## [RECORD EXTRACTS]
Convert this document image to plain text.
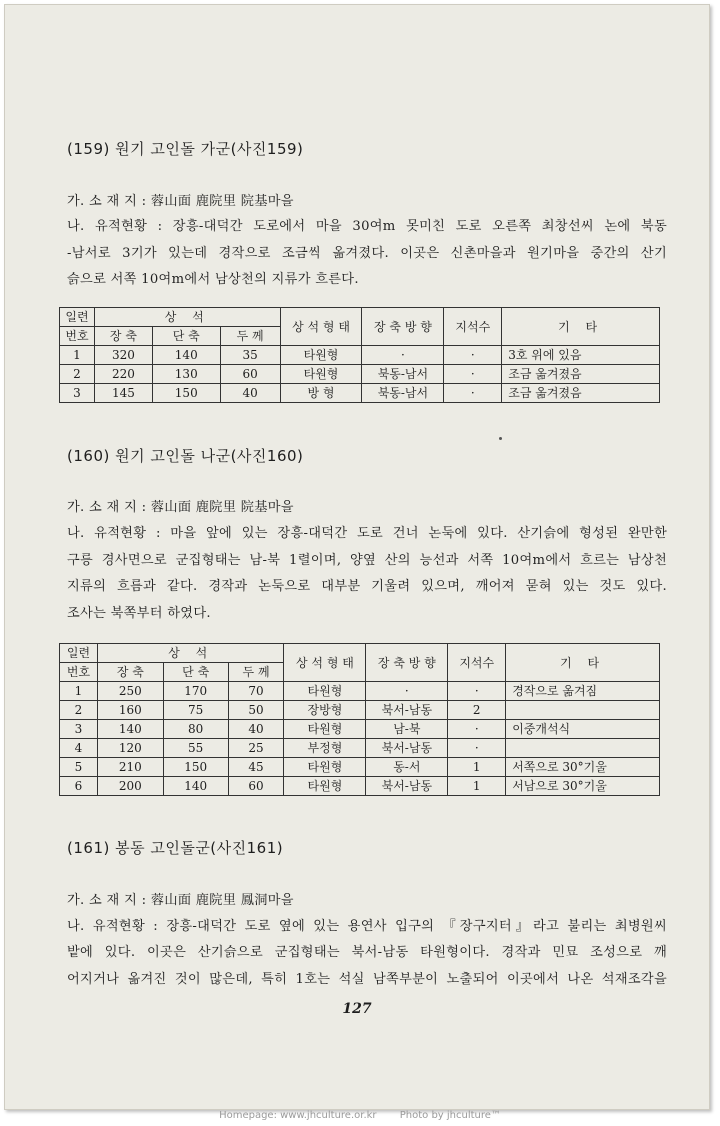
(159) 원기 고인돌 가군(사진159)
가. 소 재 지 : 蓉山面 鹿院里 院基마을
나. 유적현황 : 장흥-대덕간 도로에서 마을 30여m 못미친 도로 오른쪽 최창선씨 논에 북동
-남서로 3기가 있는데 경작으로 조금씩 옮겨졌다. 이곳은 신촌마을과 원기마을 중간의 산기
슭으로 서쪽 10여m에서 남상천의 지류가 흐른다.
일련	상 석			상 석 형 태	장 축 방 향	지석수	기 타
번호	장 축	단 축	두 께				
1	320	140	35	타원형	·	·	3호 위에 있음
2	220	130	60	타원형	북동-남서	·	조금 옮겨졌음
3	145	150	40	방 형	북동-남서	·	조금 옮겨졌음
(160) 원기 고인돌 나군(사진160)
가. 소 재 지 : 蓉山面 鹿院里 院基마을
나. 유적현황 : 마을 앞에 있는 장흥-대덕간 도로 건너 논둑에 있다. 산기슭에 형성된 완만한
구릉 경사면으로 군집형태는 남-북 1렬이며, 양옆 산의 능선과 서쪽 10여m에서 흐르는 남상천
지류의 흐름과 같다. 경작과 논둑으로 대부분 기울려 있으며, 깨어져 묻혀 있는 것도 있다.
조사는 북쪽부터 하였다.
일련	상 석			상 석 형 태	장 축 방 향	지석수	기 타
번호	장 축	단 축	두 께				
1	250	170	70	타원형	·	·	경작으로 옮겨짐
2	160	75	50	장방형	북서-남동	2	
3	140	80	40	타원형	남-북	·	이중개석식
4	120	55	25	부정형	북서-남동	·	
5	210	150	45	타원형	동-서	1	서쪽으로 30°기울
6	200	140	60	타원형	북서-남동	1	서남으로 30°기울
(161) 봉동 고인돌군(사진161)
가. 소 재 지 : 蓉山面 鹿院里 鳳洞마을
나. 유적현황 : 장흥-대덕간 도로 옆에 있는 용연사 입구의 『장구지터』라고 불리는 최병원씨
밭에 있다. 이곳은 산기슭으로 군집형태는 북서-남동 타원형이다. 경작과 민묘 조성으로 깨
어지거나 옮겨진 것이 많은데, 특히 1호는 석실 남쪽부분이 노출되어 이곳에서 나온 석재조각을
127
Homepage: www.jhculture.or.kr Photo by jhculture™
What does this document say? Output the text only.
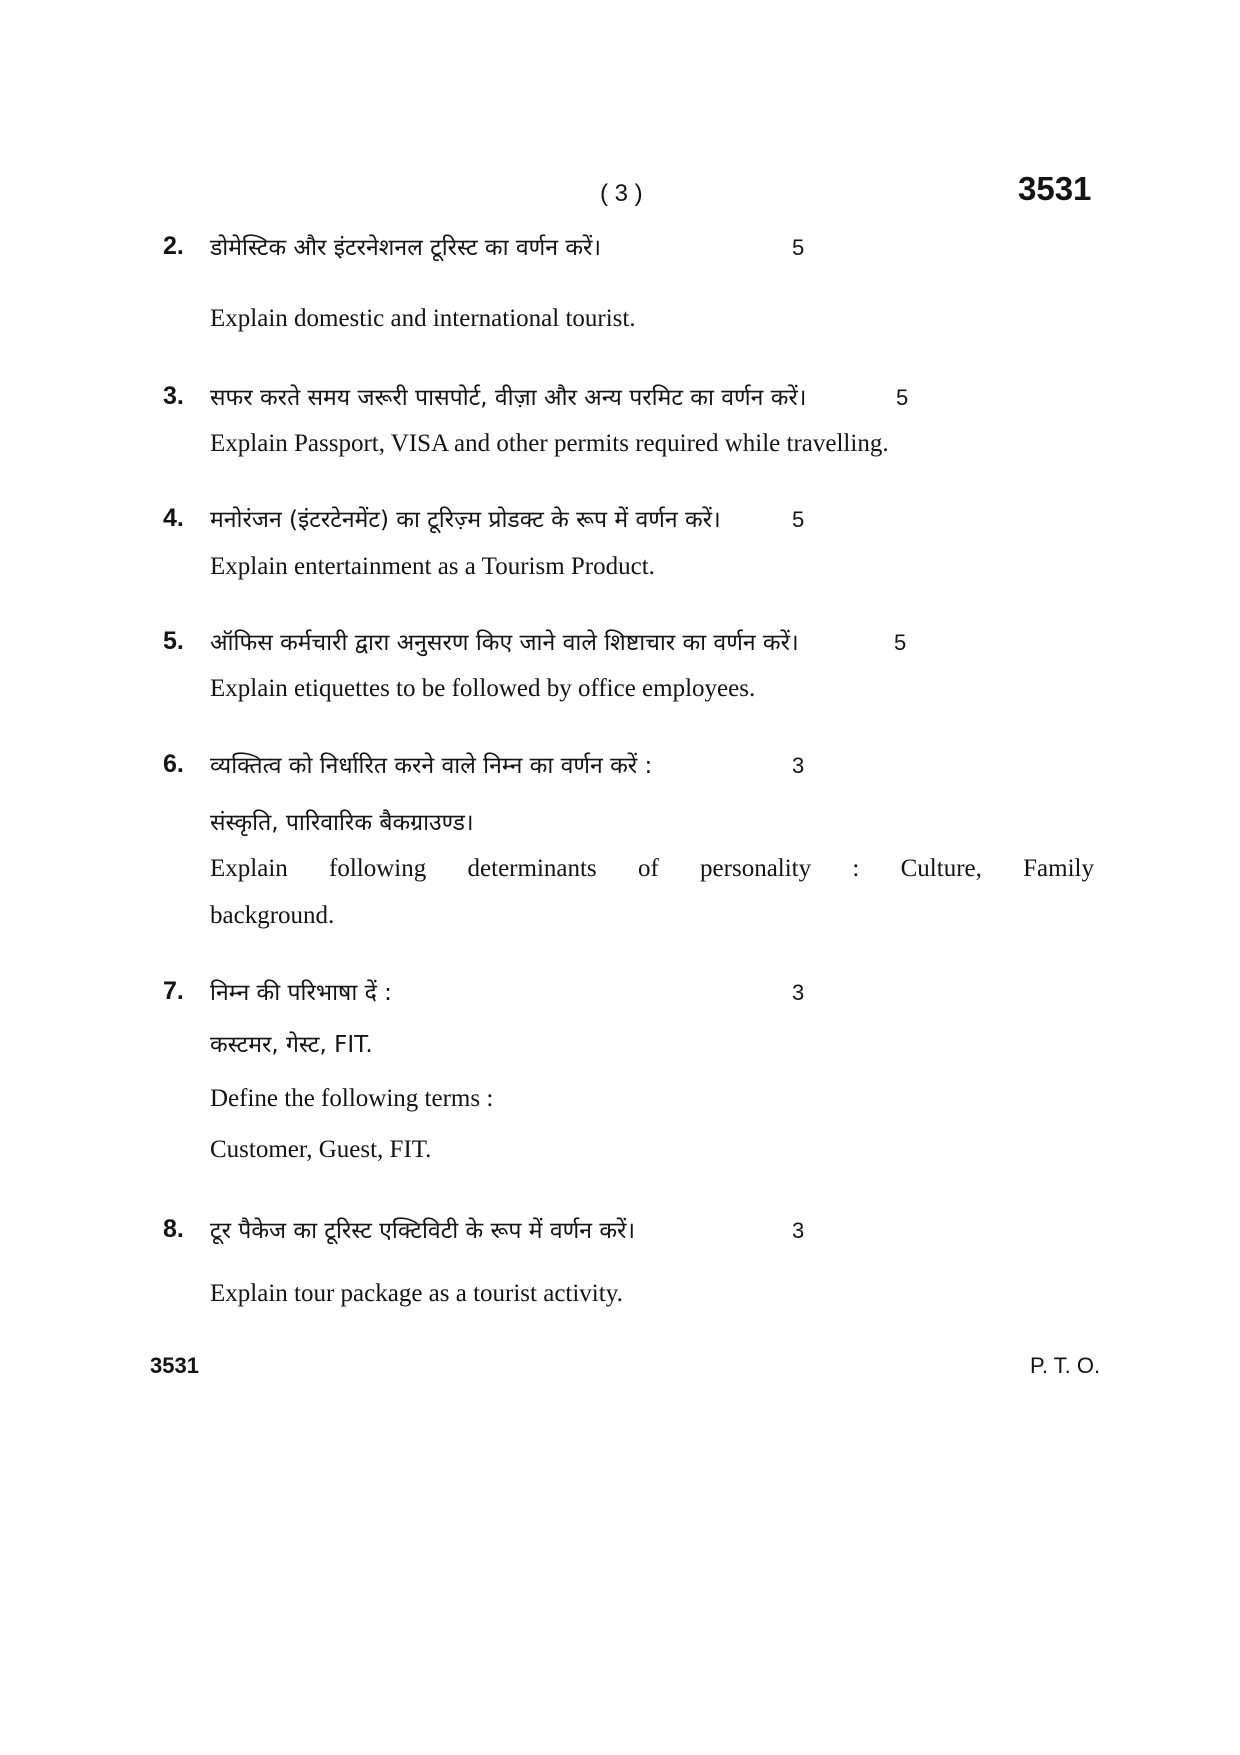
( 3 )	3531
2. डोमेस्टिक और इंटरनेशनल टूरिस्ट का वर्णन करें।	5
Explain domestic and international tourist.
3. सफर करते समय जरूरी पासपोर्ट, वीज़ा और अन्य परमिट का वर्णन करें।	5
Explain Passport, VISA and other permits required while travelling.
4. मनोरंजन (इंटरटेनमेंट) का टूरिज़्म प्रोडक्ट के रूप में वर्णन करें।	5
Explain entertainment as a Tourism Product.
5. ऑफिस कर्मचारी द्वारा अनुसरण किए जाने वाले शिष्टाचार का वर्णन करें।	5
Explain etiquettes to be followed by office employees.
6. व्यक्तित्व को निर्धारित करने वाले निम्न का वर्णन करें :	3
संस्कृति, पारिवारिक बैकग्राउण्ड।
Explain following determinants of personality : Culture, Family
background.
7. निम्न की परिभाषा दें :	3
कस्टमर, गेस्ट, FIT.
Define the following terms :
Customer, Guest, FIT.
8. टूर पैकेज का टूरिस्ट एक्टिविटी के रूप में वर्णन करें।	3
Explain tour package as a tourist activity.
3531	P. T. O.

## [GIVEN TASK]
Return all the lines that contain the string "text".

## [ANSWER]
Convert this document image to plain text.
What does this document say? Output the text only.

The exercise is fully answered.